▸ The request
Every line below is to be quoted exactly, with nothing added or dropped.

Records excerpted from a collection:

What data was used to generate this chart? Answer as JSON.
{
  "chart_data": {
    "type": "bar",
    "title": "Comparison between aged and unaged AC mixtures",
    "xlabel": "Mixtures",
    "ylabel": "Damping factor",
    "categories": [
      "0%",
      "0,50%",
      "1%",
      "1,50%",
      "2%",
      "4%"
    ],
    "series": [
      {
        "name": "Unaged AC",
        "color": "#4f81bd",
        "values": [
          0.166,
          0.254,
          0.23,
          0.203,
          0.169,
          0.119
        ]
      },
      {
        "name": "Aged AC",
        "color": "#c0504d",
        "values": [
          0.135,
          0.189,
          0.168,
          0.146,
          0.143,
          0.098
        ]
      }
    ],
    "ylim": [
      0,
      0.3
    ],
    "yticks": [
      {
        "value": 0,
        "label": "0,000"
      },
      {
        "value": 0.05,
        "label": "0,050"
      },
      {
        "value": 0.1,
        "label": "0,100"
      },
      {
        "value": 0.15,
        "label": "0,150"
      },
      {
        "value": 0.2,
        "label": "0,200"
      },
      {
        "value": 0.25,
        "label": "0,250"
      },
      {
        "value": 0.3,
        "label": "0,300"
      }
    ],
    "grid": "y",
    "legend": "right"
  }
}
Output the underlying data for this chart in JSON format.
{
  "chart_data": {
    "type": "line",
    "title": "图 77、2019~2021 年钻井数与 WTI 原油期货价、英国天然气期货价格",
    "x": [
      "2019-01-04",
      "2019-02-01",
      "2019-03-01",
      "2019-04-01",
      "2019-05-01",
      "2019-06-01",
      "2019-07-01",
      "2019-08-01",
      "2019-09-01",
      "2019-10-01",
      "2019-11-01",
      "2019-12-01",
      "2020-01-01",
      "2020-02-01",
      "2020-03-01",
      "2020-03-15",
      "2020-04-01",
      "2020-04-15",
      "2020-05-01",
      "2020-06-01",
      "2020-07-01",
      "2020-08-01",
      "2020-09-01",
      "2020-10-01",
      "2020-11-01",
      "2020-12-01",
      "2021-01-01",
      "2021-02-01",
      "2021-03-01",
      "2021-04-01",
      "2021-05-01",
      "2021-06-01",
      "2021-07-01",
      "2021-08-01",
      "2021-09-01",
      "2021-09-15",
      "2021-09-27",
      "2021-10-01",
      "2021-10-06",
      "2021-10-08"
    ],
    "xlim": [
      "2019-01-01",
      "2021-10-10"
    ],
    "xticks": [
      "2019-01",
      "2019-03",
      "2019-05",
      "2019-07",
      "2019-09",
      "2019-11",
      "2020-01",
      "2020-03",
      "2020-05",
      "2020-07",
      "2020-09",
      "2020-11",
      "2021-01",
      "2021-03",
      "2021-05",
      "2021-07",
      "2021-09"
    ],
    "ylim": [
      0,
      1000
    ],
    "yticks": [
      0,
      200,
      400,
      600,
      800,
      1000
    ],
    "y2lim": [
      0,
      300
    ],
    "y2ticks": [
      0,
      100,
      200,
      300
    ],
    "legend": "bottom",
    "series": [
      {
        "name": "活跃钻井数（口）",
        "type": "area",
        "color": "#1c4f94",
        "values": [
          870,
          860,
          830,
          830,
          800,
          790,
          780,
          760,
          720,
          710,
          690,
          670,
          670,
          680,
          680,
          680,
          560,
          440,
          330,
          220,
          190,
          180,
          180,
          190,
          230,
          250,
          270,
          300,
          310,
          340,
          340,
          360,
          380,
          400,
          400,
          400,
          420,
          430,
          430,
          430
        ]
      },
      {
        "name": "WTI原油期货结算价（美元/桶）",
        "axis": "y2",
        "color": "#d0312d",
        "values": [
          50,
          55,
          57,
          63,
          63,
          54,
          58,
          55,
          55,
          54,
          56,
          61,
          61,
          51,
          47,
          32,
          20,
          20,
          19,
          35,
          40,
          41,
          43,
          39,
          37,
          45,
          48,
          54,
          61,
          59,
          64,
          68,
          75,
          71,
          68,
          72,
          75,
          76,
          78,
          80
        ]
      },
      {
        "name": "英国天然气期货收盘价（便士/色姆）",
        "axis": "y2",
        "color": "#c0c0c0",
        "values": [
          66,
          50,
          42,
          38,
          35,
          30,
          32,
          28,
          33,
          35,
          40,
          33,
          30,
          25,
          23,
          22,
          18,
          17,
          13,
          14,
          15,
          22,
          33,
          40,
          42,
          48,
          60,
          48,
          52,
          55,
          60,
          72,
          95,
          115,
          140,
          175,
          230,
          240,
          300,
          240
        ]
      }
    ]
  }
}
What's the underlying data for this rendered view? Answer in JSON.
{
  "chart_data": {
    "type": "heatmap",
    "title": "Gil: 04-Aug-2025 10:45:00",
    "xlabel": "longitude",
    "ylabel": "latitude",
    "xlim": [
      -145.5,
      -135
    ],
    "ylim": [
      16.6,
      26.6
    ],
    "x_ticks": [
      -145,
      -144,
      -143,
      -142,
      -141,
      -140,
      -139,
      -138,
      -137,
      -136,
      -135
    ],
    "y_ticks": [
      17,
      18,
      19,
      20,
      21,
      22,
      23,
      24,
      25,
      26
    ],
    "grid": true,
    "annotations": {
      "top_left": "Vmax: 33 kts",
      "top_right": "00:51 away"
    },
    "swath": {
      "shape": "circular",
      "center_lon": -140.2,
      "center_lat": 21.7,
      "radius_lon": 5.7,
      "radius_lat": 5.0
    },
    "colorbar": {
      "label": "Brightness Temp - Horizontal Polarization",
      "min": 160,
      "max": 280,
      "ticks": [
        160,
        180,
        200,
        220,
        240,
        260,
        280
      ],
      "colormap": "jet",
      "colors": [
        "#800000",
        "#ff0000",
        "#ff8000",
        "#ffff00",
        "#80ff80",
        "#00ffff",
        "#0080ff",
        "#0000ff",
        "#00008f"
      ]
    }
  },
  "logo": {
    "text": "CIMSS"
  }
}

▸ Task output
What data was used to generate this chart? Answer as JSON.
{
  "chart_data": {
    "type": "bar",
    "title": "Comparison between aged and unaged AC mixtures",
    "xlabel": "Mixtures",
    "ylabel": "Damping factor",
    "categories": [
      "0%",
      "0,50%",
      "1%",
      "1,50%",
      "2%",
      "4%"
    ],
    "series": [
      {
        "name": "Unaged AC",
        "color": "#4f81bd",
        "values": [
          0.166,
          0.254,
          0.23,
          0.203,
          0.169,
          0.119
        ]
      },
      {
        "name": "Aged AC",
        "color": "#c0504d",
        "values": [
          0.135,
          0.189,
          0.168,
          0.146,
          0.143,
          0.098
        ]
      }
    ],
    "ylim": [
      0,
      0.3
    ],
    "yticks": [
      {
        "value": 0,
        "label": "0,000"
      },
      {
        "value": 0.05,
        "label": "0,050"
      },
      {
        "value": 0.1,
        "label": "0,100"
      },
      {
        "value": 0.15,
        "label": "0,150"
      },
      {
        "value": 0.2,
        "label": "0,200"
      },
      {
        "value": 0.25,
        "label": "0,250"
      },
      {
        "value": 0.3,
        "label": "0,300"
      }
    ],
    "grid": "y",
    "legend": "right"
  }
}
Output the underlying data for this chart in JSON format.
{
  "chart_data": {
    "type": "line",
    "title": "图 77、2019~2021 年钻井数与 WTI 原油期货价、英国天然气期货价格",
    "x": [
      "2019-01-04",
      "2019-02-01",
      "2019-03-01",
      "2019-04-01",
      "2019-05-01",
      "2019-06-01",
      "2019-07-01",
      "2019-08-01",
      "2019-09-01",
      "2019-10-01",
      "2019-11-01",
      "2019-12-01",
      "2020-01-01",
      "2020-02-01",
      "2020-03-01",
      "2020-03-15",
      "2020-04-01",
      "2020-04-15",
      "2020-05-01",
      "2020-06-01",
      "2020-07-01",
      "2020-08-01",
      "2020-09-01",
      "2020-10-01",
      "2020-11-01",
      "2020-12-01",
      "2021-01-01",
      "2021-02-01",
      "2021-03-01",
      "2021-04-01",
      "2021-05-01",
      "2021-06-01",
      "2021-07-01",
      "2021-08-01",
      "2021-09-01",
      "2021-09-15",
      "2021-09-27",
      "2021-10-01",
      "2021-10-06",
      "2021-10-08"
    ],
    "xlim": [
      "2019-01-01",
      "2021-10-10"
    ],
    "xticks": [
      "2019-01",
      "2019-03",
      "2019-05",
      "2019-07",
      "2019-09",
      "2019-11",
      "2020-01",
      "2020-03",
      "2020-05",
      "2020-07",
      "2020-09",
      "2020-11",
      "2021-01",
      "2021-03",
      "2021-05",
      "2021-07",
      "2021-09"
    ],
    "ylim": [
      0,
      1000
    ],
    "yticks": [
      0,
      200,
      400,
      600,
      800,
      1000
    ],
    "y2lim": [
      0,
      300
    ],
    "y2ticks": [
      0,
      100,
      200,
      300
    ],
    "legend": "bottom",
    "series": [
      {
        "name": "活跃钻井数（口）",
        "type": "area",
        "color": "#1c4f94",
        "values": [
          870,
          860,
          830,
          830,
          800,
          790,
          780,
          760,
          720,
          710,
          690,
          670,
          670,
          680,
          680,
          680,
          560,
          440,
          330,
          220,
          190,
          180,
          180,
          190,
          230,
          250,
          270,
          300,
          310,
          340,
          340,
          360,
          380,
          400,
          400,
          400,
          420,
          430,
          430,
          430
        ]
      },
      {
        "name": "WTI原油期货结算价（美元/桶）",
        "axis": "y2",
        "color": "#d0312d",
        "values": [
          50,
          55,
          57,
          63,
          63,
          54,
          58,
          55,
          55,
          54,
          56,
          61,
          61,
          51,
          47,
          32,
          20,
          20,
          19,
          35,
          40,
          41,
          43,
          39,
          37,
          45,
          48,
          54,
          61,
          59,
          64,
          68,
          75,
          71,
          68,
          72,
          75,
          76,
          78,
          80
        ]
      },
      {
        "name": "英国天然气期货收盘价（便士/色姆）",
        "axis": "y2",
        "color": "#c0c0c0",
        "values": [
          66,
          50,
          42,
          38,
          35,
          30,
          32,
          28,
          33,
          35,
          40,
          33,
          30,
          25,
          23,
          22,
          18,
          17,
          13,
          14,
          15,
          22,
          33,
          40,
          42,
          48,
          60,
          48,
          52,
          55,
          60,
          72,
          95,
          115,
          140,
          175,
          230,
          240,
          300,
          240
        ]
      }
    ]
  }
}
What's the underlying data for this rendered view? Answer in JSON.
{
  "chart_data": {
    "type": "heatmap",
    "title": "Gil: 04-Aug-2025 10:45:00",
    "xlabel": "longitude",
    "ylabel": "latitude",
    "xlim": [
      -145.5,
      -135
    ],
    "ylim": [
      16.6,
      26.6
    ],
    "x_ticks": [
      -145,
      -144,
      -143,
      -142,
      -141,
      -140,
      -139,
      -138,
      -137,
      -136,
      -135
    ],
    "y_ticks": [
      17,
      18,
      19,
      20,
      21,
      22,
      23,
      24,
      25,
      26
    ],
    "grid": true,
    "annotations": {
      "top_left": "Vmax: 33 kts",
      "top_right": "00:51 away"
    },
    "swath": {
      "shape": "circular",
      "center_lon": -140.2,
      "center_lat": 21.7,
      "radius_lon": 5.7,
      "radius_lat": 5.0
    },
    "colorbar": {
      "label": "Brightness Temp - Horizontal Polarization",
      "min": 160,
      "max": 280,
      "ticks": [
        160,
        180,
        200,
        220,
        240,
        260,
        280
      ],
      "colormap": "jet",
      "colors": [
        "#800000",
        "#ff0000",
        "#ff8000",
        "#ffff00",
        "#80ff80",
        "#00ffff",
        "#0080ff",
        "#0000ff",
        "#00008f"
      ]
    }
  },
  "logo": {
    "text": "CIMSS"
  }
}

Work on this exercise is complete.